Copy each line below in which the word "Output" occurs.

▶ **Records from a collection**

◇ ◇ ◇ ◇ ◇

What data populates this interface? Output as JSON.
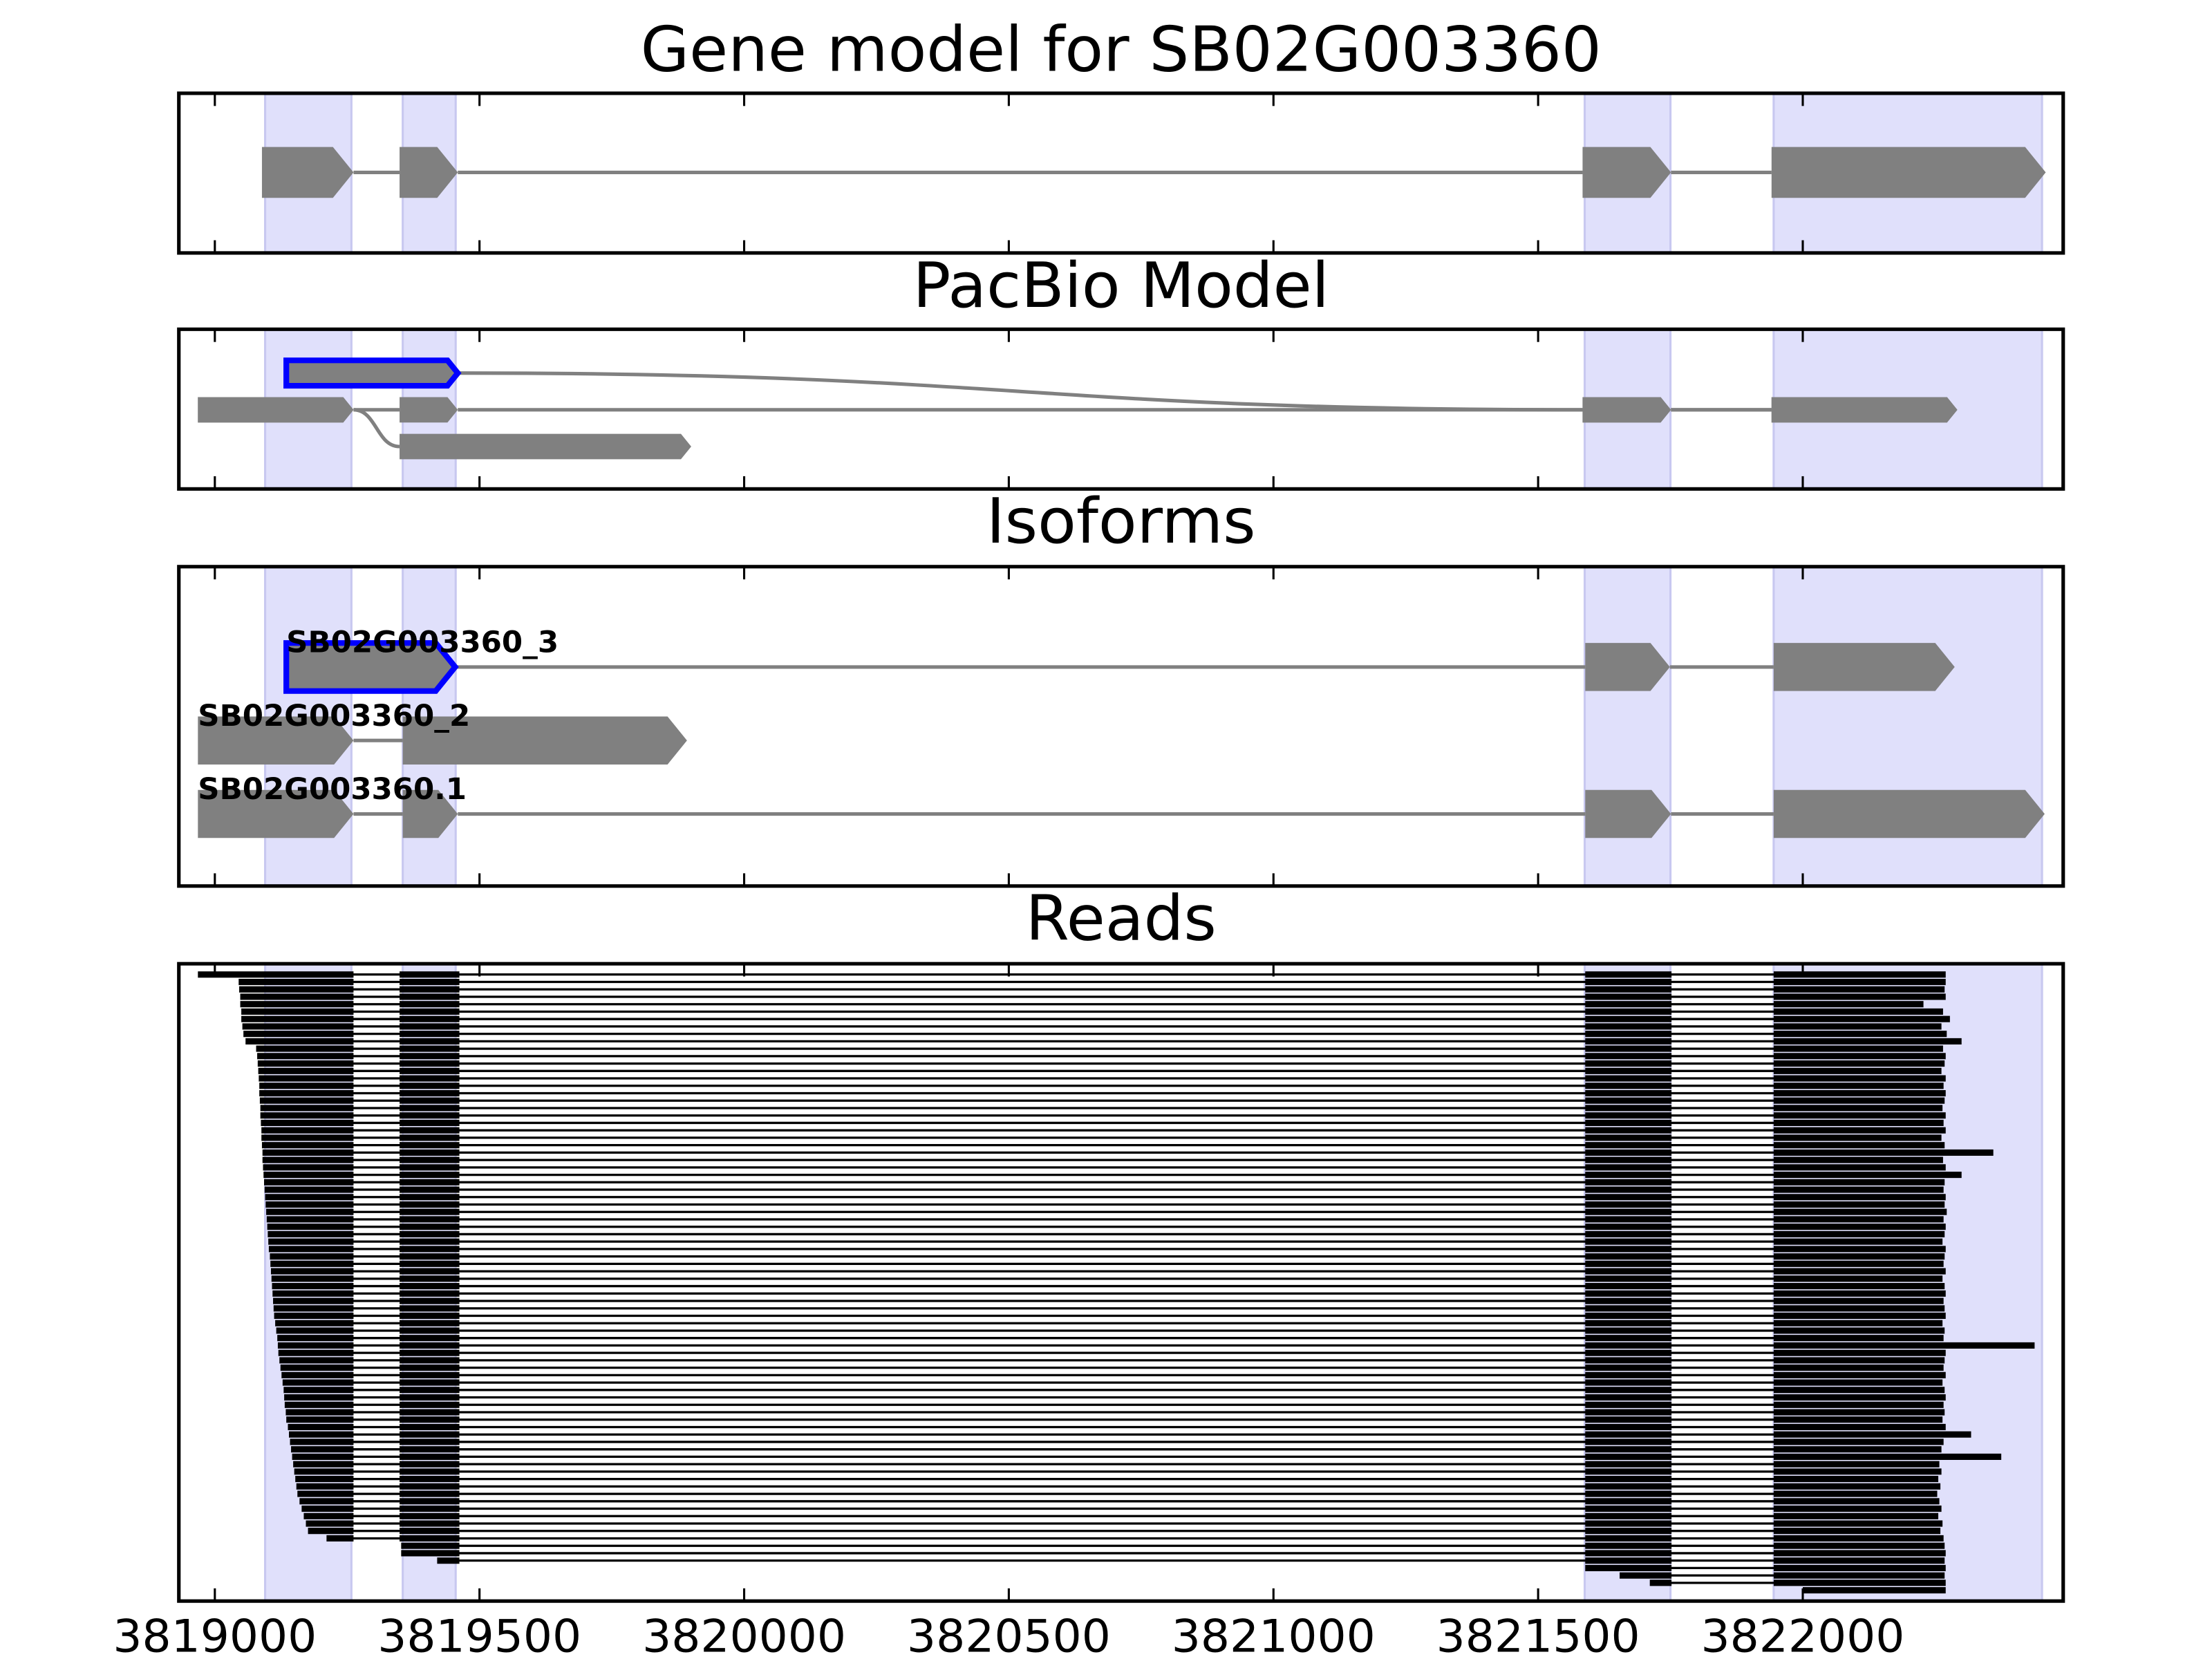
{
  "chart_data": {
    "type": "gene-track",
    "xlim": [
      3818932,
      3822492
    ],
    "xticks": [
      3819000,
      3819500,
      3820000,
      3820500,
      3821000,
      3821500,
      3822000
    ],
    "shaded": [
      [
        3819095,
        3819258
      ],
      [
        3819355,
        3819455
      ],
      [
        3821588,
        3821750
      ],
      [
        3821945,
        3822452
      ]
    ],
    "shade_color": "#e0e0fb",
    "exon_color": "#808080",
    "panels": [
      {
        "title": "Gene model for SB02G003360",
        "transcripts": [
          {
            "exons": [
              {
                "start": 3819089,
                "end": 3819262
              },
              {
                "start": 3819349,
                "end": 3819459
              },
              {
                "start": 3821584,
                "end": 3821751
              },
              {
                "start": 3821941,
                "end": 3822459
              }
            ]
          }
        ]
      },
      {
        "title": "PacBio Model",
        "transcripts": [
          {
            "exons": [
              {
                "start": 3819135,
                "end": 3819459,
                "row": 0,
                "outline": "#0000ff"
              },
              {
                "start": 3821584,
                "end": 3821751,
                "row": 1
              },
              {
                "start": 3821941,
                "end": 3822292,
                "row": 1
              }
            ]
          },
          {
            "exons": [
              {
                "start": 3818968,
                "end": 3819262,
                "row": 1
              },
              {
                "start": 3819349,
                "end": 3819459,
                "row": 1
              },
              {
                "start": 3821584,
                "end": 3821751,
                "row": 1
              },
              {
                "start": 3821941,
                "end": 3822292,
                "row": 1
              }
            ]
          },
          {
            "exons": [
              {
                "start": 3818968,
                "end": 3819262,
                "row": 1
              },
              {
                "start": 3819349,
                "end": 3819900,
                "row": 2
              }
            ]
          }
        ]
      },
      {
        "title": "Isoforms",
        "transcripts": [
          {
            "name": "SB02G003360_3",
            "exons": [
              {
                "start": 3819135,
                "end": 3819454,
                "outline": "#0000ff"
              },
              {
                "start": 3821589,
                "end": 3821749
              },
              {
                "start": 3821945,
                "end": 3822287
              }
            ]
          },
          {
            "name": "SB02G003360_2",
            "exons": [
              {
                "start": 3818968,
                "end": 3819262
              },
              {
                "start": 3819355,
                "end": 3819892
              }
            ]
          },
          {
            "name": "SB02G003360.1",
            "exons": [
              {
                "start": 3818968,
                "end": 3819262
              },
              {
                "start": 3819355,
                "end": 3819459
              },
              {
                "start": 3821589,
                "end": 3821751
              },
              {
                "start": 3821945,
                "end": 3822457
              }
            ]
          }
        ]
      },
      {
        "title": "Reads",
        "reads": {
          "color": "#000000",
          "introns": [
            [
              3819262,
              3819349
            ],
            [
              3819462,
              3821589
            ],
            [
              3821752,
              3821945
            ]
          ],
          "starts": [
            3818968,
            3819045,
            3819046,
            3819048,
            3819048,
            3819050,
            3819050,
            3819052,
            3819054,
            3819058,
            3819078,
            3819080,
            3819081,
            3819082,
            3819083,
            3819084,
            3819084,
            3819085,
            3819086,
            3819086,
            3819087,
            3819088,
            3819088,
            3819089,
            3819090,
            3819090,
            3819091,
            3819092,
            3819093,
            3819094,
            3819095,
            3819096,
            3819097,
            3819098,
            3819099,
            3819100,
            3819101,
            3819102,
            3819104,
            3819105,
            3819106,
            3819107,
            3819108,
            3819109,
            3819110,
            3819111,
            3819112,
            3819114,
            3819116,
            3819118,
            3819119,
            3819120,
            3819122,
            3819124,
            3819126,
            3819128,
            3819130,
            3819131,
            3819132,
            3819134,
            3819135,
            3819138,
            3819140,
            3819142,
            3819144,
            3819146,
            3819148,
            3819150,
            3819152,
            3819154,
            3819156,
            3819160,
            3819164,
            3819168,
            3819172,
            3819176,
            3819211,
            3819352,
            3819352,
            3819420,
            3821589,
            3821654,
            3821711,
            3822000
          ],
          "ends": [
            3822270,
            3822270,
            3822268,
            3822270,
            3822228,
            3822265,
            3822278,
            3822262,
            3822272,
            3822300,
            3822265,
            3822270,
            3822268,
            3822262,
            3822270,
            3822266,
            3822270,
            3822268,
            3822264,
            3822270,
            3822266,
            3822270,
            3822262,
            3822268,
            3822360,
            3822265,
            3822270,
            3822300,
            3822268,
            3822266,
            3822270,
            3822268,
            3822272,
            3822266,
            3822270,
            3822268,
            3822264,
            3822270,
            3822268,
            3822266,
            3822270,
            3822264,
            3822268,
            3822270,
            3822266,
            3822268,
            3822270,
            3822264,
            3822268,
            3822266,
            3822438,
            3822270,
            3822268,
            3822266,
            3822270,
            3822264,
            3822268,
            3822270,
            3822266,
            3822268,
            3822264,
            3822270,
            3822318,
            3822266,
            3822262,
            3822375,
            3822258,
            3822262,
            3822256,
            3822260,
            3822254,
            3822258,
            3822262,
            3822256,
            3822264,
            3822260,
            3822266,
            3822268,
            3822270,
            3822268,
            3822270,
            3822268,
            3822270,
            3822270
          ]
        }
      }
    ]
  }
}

◇ ◇ ◇ ◇ ◇

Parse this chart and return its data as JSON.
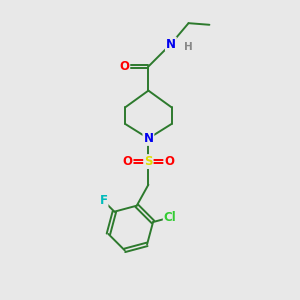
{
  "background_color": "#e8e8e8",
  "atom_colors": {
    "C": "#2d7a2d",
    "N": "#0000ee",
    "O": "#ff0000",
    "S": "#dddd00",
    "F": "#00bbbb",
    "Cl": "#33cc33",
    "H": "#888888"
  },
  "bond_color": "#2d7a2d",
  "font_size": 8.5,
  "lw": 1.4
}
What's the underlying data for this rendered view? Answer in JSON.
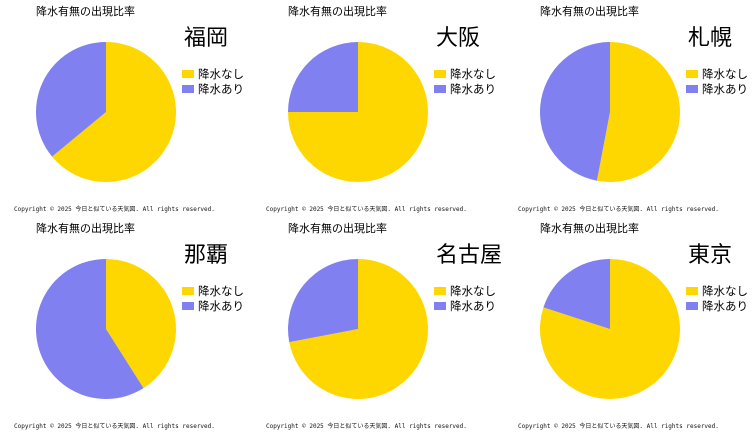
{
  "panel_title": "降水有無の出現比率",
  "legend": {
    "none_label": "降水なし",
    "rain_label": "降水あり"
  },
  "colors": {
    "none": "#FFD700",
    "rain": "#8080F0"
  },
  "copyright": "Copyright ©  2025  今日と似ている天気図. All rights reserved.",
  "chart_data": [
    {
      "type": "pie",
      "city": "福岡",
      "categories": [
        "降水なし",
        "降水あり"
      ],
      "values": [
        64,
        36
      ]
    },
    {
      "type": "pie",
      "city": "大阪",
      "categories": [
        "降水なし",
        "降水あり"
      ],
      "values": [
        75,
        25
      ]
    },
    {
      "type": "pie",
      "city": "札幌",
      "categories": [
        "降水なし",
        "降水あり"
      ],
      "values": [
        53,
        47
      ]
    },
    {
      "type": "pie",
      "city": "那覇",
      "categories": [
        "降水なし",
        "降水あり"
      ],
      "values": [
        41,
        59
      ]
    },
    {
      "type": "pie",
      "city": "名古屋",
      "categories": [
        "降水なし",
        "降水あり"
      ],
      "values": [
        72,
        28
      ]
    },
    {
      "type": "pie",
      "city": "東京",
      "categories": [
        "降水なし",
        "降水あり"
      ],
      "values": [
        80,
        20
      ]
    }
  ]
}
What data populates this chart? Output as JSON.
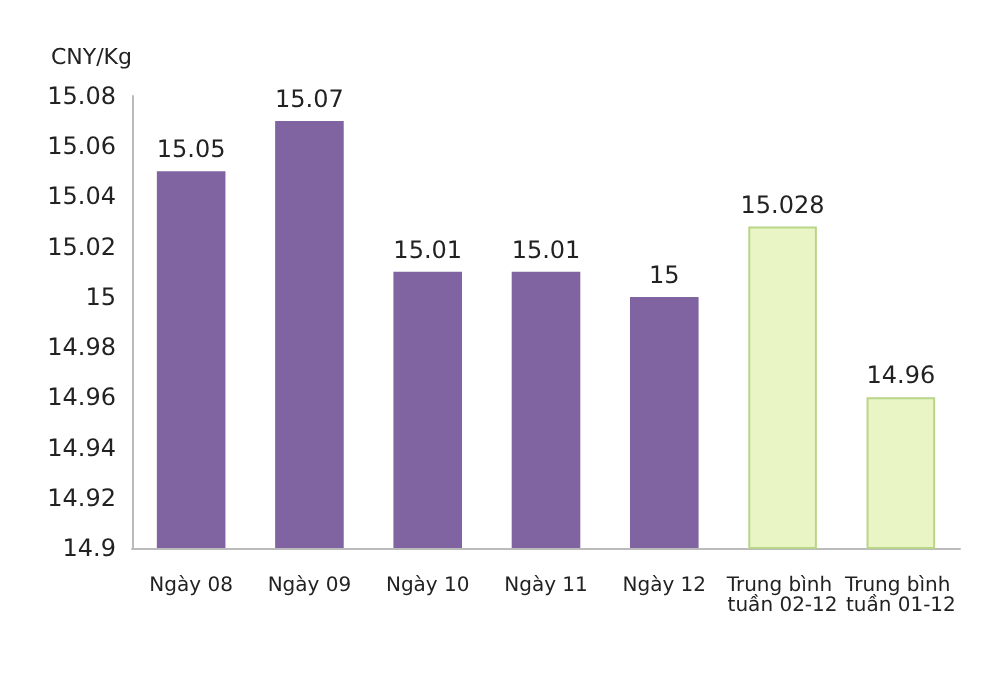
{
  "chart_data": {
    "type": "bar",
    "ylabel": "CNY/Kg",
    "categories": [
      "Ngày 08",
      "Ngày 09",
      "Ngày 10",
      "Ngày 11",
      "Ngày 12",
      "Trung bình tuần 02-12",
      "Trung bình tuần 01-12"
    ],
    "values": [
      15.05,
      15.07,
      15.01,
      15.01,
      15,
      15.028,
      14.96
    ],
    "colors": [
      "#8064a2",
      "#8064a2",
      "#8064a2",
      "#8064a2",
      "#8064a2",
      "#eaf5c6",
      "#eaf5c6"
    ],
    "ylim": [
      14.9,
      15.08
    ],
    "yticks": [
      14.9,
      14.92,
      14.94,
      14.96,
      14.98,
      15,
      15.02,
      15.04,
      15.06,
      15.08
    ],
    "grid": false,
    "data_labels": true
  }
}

◇ ◇ ◇ ◇ ◇

▶ **Result of the task**
What data populates this interface? Output as JSON.
What data populates this chart? Output as JSON.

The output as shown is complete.